◆ **TO DO**
Which lines contain the string "особенностей"? Please list every one of them.
Begin DATA SECTION
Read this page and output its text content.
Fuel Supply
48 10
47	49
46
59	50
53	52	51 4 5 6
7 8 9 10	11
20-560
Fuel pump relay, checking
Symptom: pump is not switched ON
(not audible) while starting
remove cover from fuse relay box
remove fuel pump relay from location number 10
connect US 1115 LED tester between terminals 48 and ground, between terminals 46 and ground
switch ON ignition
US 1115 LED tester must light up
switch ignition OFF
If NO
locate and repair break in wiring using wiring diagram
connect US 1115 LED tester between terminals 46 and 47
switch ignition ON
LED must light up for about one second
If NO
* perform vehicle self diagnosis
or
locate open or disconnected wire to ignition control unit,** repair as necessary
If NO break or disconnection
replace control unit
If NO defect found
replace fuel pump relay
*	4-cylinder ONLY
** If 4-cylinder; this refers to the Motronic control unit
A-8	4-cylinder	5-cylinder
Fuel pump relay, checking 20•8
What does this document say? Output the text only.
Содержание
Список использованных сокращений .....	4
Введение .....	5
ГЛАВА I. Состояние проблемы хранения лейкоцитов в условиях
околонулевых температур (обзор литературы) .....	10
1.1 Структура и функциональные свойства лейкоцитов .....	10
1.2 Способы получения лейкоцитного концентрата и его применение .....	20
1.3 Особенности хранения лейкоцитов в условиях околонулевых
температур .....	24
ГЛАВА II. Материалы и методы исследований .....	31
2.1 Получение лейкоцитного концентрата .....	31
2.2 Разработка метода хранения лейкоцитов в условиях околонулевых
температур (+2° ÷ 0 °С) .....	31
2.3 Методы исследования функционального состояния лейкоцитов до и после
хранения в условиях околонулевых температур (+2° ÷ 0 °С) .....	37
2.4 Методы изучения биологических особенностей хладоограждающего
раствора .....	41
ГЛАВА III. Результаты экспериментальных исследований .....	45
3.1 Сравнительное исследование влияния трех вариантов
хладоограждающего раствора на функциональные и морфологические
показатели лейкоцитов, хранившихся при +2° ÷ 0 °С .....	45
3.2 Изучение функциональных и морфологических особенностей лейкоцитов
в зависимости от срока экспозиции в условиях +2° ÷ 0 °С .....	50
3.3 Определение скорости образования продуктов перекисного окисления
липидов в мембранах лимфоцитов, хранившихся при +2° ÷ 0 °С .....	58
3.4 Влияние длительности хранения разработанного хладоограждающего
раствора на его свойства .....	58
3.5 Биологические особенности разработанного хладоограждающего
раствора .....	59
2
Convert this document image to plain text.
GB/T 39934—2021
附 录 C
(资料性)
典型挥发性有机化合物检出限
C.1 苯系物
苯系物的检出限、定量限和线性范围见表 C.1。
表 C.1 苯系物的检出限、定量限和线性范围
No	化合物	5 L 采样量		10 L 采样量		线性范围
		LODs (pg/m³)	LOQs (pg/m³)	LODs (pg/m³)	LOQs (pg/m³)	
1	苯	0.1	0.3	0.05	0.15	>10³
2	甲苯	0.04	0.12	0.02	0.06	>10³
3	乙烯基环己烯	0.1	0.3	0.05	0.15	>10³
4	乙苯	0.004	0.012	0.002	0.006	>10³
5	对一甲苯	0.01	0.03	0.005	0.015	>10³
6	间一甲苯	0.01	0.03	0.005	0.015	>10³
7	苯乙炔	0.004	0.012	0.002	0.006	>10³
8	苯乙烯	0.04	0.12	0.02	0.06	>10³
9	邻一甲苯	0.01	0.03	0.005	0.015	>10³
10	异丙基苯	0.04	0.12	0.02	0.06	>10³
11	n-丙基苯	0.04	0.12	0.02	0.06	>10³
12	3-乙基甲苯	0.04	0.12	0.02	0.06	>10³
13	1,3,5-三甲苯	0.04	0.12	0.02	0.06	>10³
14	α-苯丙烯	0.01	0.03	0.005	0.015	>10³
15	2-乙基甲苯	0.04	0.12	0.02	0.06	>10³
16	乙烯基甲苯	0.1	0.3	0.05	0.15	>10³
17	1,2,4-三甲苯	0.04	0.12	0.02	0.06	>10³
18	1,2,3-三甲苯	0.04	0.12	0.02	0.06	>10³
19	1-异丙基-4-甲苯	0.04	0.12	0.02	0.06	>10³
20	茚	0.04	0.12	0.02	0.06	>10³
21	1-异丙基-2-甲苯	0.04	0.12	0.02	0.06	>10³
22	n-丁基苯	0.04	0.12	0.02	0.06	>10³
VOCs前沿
End DATA SECTION
◆ **EXERCISE RESULT**
2.4 Методы изучения биологических особенностей хладоограждающего
3.2 Изучение функциональных и морфологических особенностей лейкоцитов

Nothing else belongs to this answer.